TASK DIRECTIONS
Write out each line that follows exactly as it stands, without the pictures.
-=-=-
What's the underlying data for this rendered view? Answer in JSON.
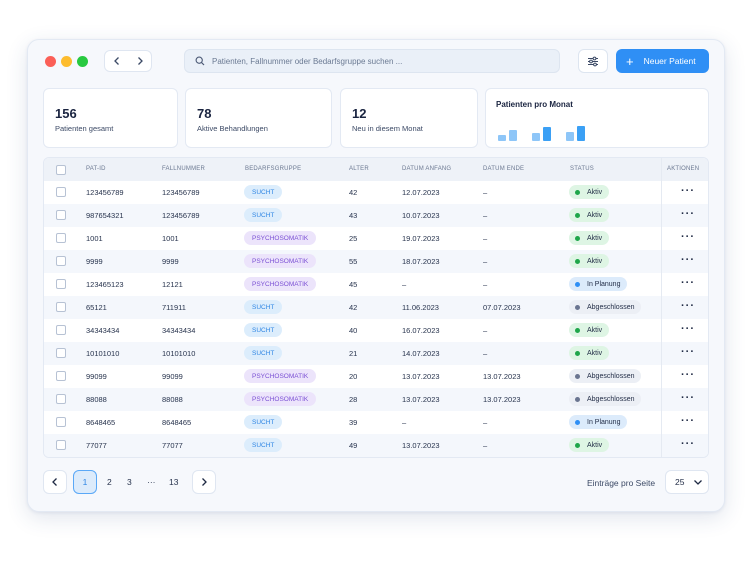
{
  "toolbar": {
    "search_placeholder": "Patienten, Fallnummer oder Bedarfsgruppe suchen ...",
    "new_patient_label": "Neuer Patient",
    "accent_color": "#2f8ff5"
  },
  "stats": [
    {
      "value": "156",
      "label": "Patienten gesamt"
    },
    {
      "value": "78",
      "label": "Aktive Behandlungen"
    },
    {
      "value": "12",
      "label": "Neu in diesem Monat"
    }
  ],
  "chart_card": {
    "title": "Patienten pro Monat"
  },
  "table": {
    "headers": [
      "PAT-ID",
      "FALLNUMMER",
      "BEDARFSGRUPPE",
      "ALTER",
      "DATUM ANFANG",
      "DATUM ENDE",
      "STATUS",
      "AKTIONEN"
    ],
    "rows": [
      {
        "id": "123456789",
        "fall": "123456789",
        "gruppe": "SUCHT",
        "alter": "42",
        "anfang": "12.07.2023",
        "ende": "–",
        "status": "Aktiv"
      },
      {
        "id": "987654321",
        "fall": "123456789",
        "gruppe": "SUCHT",
        "alter": "43",
        "anfang": "10.07.2023",
        "ende": "–",
        "status": "Aktiv"
      },
      {
        "id": "1001",
        "fall": "1001",
        "gruppe": "PSYCHOSOMATIK",
        "alter": "25",
        "anfang": "19.07.2023",
        "ende": "–",
        "status": "Aktiv"
      },
      {
        "id": "9999",
        "fall": "9999",
        "gruppe": "PSYCHOSOMATIK",
        "alter": "55",
        "anfang": "18.07.2023",
        "ende": "–",
        "status": "Aktiv"
      },
      {
        "id": "123465123",
        "fall": "12121",
        "gruppe": "PSYCHOSOMATIK",
        "alter": "45",
        "anfang": "–",
        "ende": "–",
        "status": "In Planung"
      },
      {
        "id": "65121",
        "fall": "711911",
        "gruppe": "SUCHT",
        "alter": "42",
        "anfang": "11.06.2023",
        "ende": "07.07.2023",
        "status": "Abgeschlossen"
      },
      {
        "id": "34343434",
        "fall": "34343434",
        "gruppe": "SUCHT",
        "alter": "40",
        "anfang": "16.07.2023",
        "ende": "–",
        "status": "Aktiv"
      },
      {
        "id": "10101010",
        "fall": "10101010",
        "gruppe": "SUCHT",
        "alter": "21",
        "anfang": "14.07.2023",
        "ende": "–",
        "status": "Aktiv"
      },
      {
        "id": "99099",
        "fall": "99099",
        "gruppe": "PSYCHOSOMATIK",
        "alter": "20",
        "anfang": "13.07.2023",
        "ende": "13.07.2023",
        "status": "Abgeschlossen"
      },
      {
        "id": "88088",
        "fall": "88088",
        "gruppe": "PSYCHOSOMATIK",
        "alter": "28",
        "anfang": "13.07.2023",
        "ende": "13.07.2023",
        "status": "Abgeschlossen"
      },
      {
        "id": "8648465",
        "fall": "8648465",
        "gruppe": "SUCHT",
        "alter": "39",
        "anfang": "–",
        "ende": "–",
        "status": "In Planung"
      },
      {
        "id": "77077",
        "fall": "77077",
        "gruppe": "SUCHT",
        "alter": "49",
        "anfang": "13.07.2023",
        "ende": "–",
        "status": "Aktiv"
      }
    ]
  },
  "pagination": {
    "current": "1",
    "pages": [
      "2",
      "3"
    ],
    "ellipsis": "···",
    "last": "13",
    "per_page_label": "Einträge pro Seite",
    "per_page_value": "25"
  }
}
-=-=-
ANSWER TO THIS EXERCISE
What's the underlying data for this rendered view? Answer in JSON.
{
  "toolbar": {
    "search_placeholder": "Patienten, Fallnummer oder Bedarfsgruppe suchen ...",
    "new_patient_label": "Neuer Patient",
    "accent_color": "#2f8ff5"
  },
  "stats": [
    {
      "value": "156",
      "label": "Patienten gesamt"
    },
    {
      "value": "78",
      "label": "Aktive Behandlungen"
    },
    {
      "value": "12",
      "label": "Neu in diesem Monat"
    }
  ],
  "chart_card": {
    "title": "Patienten pro Monat"
  },
  "table": {
    "headers": [
      "PAT-ID",
      "FALLNUMMER",
      "BEDARFSGRUPPE",
      "ALTER",
      "DATUM ANFANG",
      "DATUM ENDE",
      "STATUS",
      "AKTIONEN"
    ],
    "rows": [
      {
        "id": "123456789",
        "fall": "123456789",
        "gruppe": "SUCHT",
        "alter": "42",
        "anfang": "12.07.2023",
        "ende": "–",
        "status": "Aktiv"
      },
      {
        "id": "987654321",
        "fall": "123456789",
        "gruppe": "SUCHT",
        "alter": "43",
        "anfang": "10.07.2023",
        "ende": "–",
        "status": "Aktiv"
      },
      {
        "id": "1001",
        "fall": "1001",
        "gruppe": "PSYCHOSOMATIK",
        "alter": "25",
        "anfang": "19.07.2023",
        "ende": "–",
        "status": "Aktiv"
      },
      {
        "id": "9999",
        "fall": "9999",
        "gruppe": "PSYCHOSOMATIK",
        "alter": "55",
        "anfang": "18.07.2023",
        "ende": "–",
        "status": "Aktiv"
      },
      {
        "id": "123465123",
        "fall": "12121",
        "gruppe": "PSYCHOSOMATIK",
        "alter": "45",
        "anfang": "–",
        "ende": "–",
        "status": "In Planung"
      },
      {
        "id": "65121",
        "fall": "711911",
        "gruppe": "SUCHT",
        "alter": "42",
        "anfang": "11.06.2023",
        "ende": "07.07.2023",
        "status": "Abgeschlossen"
      },
      {
        "id": "34343434",
        "fall": "34343434",
        "gruppe": "SUCHT",
        "alter": "40",
        "anfang": "16.07.2023",
        "ende": "–",
        "status": "Aktiv"
      },
      {
        "id": "10101010",
        "fall": "10101010",
        "gruppe": "SUCHT",
        "alter": "21",
        "anfang": "14.07.2023",
        "ende": "–",
        "status": "Aktiv"
      },
      {
        "id": "99099",
        "fall": "99099",
        "gruppe": "PSYCHOSOMATIK",
        "alter": "20",
        "anfang": "13.07.2023",
        "ende": "13.07.2023",
        "status": "Abgeschlossen"
      },
      {
        "id": "88088",
        "fall": "88088",
        "gruppe": "PSYCHOSOMATIK",
        "alter": "28",
        "anfang": "13.07.2023",
        "ende": "13.07.2023",
        "status": "Abgeschlossen"
      },
      {
        "id": "8648465",
        "fall": "8648465",
        "gruppe": "SUCHT",
        "alter": "39",
        "anfang": "–",
        "ende": "–",
        "status": "In Planung"
      },
      {
        "id": "77077",
        "fall": "77077",
        "gruppe": "SUCHT",
        "alter": "49",
        "anfang": "13.07.2023",
        "ende": "–",
        "status": "Aktiv"
      }
    ]
  },
  "pagination": {
    "current": "1",
    "pages": [
      "2",
      "3"
    ],
    "ellipsis": "···",
    "last": "13",
    "per_page_label": "Einträge pro Seite",
    "per_page_value": "25"
  }
}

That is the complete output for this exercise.